[Prompt] Give every line from the entries that contains "JSON".
+++ Recorded information +++
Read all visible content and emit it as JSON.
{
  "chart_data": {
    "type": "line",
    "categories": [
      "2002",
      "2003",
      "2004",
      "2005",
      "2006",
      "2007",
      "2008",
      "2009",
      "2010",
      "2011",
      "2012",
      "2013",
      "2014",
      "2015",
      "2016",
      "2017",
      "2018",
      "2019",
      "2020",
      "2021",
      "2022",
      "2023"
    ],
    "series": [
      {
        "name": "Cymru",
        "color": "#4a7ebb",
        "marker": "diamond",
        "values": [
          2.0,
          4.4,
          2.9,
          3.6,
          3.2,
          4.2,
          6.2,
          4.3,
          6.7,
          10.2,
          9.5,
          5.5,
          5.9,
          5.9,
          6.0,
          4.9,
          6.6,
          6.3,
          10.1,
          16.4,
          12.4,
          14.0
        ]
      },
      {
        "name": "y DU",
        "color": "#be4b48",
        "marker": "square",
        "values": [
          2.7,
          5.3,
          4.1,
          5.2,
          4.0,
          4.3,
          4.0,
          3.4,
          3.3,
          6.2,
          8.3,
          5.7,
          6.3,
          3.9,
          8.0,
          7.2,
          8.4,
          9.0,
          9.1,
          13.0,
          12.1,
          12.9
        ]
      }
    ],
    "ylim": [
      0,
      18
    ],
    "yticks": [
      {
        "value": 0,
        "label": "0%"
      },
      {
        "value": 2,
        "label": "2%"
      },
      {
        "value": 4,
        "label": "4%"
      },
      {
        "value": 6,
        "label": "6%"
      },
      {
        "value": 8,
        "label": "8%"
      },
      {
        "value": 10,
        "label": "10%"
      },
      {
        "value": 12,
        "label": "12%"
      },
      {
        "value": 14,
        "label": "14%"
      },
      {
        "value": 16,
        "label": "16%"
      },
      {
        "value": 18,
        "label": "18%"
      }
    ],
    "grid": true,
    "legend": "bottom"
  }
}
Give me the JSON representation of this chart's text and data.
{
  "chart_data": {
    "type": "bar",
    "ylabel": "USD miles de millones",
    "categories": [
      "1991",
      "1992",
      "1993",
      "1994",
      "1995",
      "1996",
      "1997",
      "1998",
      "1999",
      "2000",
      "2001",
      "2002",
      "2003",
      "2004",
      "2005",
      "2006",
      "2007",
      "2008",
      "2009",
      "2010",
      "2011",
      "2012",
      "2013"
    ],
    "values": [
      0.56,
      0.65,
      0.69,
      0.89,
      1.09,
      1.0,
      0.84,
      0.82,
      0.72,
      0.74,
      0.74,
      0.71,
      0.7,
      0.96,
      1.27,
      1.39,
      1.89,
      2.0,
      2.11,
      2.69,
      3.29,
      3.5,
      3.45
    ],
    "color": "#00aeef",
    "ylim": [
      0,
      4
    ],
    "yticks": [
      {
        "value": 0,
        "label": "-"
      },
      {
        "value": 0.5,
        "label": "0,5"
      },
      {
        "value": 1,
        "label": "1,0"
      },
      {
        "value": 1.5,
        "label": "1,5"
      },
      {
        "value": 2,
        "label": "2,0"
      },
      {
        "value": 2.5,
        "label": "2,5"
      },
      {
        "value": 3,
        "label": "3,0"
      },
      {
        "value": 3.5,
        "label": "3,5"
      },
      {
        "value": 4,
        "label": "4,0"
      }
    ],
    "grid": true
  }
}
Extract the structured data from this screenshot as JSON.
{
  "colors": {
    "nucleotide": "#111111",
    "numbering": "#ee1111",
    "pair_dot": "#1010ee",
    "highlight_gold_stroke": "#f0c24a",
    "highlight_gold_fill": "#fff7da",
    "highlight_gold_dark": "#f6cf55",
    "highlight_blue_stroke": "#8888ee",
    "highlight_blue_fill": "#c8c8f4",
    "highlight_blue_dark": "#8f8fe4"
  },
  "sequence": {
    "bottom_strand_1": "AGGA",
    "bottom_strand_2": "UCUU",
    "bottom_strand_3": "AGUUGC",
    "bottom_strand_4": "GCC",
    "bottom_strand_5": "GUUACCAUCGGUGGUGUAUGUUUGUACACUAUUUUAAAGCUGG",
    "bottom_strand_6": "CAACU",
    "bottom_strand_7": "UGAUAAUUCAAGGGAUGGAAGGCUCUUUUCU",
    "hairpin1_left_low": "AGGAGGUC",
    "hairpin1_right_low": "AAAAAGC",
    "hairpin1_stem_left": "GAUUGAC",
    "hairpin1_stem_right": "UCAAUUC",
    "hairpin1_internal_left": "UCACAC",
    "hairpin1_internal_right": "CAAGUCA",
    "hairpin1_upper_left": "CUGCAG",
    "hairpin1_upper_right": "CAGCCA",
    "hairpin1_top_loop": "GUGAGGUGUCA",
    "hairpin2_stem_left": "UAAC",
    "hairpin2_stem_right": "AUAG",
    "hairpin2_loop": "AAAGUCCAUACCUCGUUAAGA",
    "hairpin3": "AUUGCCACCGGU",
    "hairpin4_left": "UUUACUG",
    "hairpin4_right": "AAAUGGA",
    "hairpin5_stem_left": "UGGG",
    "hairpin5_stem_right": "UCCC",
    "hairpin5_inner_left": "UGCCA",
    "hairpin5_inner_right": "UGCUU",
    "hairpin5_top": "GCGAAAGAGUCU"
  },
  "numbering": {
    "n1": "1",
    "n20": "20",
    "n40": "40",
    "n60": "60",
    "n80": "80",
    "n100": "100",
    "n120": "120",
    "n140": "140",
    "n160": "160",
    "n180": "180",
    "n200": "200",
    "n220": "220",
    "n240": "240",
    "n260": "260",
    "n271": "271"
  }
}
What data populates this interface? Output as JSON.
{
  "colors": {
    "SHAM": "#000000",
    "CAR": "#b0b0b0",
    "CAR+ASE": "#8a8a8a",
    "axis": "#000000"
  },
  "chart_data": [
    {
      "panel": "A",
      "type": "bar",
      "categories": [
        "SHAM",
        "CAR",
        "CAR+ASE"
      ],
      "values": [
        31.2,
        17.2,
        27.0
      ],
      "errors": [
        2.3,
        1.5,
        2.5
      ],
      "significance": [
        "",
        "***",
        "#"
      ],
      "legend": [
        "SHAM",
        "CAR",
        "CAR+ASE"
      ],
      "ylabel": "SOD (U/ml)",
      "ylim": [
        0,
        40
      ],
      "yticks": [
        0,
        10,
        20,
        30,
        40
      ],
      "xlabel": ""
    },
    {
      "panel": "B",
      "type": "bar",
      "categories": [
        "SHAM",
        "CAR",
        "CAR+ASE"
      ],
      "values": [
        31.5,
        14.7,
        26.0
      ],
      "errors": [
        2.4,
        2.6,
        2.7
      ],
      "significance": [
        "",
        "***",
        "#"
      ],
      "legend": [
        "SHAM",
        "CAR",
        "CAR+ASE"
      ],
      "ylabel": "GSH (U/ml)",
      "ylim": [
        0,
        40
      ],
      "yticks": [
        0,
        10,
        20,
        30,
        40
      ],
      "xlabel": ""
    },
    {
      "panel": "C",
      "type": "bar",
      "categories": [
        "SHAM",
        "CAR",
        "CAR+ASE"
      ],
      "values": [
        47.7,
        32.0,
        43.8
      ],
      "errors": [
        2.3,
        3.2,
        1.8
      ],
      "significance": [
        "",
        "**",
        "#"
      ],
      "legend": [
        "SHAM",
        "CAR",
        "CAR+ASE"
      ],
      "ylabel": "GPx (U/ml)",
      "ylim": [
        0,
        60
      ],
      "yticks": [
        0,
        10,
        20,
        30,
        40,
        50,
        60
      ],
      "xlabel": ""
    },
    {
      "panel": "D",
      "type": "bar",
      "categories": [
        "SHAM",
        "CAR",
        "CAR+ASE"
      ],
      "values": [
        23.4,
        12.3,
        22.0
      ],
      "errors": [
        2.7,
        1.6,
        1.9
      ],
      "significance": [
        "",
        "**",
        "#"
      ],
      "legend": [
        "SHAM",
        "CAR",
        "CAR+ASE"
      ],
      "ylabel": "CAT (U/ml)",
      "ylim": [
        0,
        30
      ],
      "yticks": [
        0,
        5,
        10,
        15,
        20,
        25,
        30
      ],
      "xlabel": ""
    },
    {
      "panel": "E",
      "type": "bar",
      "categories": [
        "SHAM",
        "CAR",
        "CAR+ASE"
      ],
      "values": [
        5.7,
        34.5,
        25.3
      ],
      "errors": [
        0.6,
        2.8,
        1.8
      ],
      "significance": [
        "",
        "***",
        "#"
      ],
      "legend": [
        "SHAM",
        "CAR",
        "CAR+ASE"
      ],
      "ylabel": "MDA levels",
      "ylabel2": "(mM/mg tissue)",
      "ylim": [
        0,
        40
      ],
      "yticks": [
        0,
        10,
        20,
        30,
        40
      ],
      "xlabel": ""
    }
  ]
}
+++
[Output of the task]
Read all visible content and emit it as JSON.
Give me the JSON representation of this chart's text and data.
Extract the structured data from this screenshot as JSON.
What data populates this interface? Output as JSON.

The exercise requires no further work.